Saved entries
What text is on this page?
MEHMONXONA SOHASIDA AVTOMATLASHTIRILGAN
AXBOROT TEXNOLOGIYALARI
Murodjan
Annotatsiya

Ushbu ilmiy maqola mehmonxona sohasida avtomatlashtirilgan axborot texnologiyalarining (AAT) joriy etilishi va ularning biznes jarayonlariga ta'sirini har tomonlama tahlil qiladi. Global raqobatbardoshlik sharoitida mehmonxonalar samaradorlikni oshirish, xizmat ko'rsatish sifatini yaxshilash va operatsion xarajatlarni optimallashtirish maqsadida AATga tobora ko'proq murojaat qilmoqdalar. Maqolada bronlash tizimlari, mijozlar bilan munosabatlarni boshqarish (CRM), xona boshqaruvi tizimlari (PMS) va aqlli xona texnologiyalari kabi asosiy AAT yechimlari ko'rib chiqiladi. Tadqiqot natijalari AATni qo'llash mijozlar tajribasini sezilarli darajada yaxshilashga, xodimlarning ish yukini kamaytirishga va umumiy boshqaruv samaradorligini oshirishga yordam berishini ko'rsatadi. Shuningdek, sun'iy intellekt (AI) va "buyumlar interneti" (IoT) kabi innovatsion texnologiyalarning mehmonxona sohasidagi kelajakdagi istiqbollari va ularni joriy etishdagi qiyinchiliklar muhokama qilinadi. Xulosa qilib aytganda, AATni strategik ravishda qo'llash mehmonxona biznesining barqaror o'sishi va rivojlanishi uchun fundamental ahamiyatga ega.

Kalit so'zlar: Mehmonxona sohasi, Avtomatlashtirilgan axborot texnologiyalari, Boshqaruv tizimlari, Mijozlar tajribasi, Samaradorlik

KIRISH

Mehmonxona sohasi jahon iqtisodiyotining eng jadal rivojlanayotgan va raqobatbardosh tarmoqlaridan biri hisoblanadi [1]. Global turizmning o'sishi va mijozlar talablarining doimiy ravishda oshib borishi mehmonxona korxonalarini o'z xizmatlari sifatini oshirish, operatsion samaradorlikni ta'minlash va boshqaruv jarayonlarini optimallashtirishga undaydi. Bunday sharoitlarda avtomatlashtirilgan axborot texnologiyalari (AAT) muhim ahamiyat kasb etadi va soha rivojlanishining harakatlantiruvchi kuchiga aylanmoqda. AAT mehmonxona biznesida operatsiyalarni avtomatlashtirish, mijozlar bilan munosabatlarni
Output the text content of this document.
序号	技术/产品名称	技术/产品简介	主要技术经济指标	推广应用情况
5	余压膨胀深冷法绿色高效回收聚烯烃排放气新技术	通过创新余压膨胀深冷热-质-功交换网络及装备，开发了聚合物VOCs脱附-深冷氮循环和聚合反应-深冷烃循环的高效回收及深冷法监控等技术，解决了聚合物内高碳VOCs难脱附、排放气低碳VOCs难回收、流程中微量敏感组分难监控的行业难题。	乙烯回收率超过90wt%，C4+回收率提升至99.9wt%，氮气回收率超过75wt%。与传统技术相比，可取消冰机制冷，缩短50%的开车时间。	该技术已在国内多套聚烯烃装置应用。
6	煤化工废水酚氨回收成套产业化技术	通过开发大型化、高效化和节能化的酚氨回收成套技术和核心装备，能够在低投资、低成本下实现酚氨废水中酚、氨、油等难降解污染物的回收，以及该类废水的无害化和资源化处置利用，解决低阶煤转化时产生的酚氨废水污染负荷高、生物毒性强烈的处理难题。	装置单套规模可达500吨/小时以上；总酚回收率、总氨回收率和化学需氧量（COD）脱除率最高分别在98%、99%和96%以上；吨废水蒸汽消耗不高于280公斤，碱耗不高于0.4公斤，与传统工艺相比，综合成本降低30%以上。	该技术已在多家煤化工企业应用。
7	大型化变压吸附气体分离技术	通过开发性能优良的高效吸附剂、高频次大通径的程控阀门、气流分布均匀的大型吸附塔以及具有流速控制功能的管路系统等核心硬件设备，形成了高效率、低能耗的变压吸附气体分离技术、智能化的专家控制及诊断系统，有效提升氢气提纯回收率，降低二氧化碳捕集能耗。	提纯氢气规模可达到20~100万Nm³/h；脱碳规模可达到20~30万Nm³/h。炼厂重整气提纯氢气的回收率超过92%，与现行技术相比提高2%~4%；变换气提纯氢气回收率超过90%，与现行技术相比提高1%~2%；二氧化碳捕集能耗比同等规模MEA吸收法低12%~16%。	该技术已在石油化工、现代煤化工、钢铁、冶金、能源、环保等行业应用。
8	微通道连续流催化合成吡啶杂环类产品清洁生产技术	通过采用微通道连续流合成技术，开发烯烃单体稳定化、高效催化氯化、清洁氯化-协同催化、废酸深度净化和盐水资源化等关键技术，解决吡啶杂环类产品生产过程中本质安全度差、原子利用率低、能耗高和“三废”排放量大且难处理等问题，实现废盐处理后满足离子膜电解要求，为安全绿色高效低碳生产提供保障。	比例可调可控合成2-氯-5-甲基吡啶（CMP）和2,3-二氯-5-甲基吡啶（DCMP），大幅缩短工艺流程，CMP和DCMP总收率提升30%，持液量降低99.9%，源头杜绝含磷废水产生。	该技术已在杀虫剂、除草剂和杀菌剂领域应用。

§ **Aim**: Copy out the lines that hold "this".

§ **Written solution**:
What text is on this page?
Output the text content of this document.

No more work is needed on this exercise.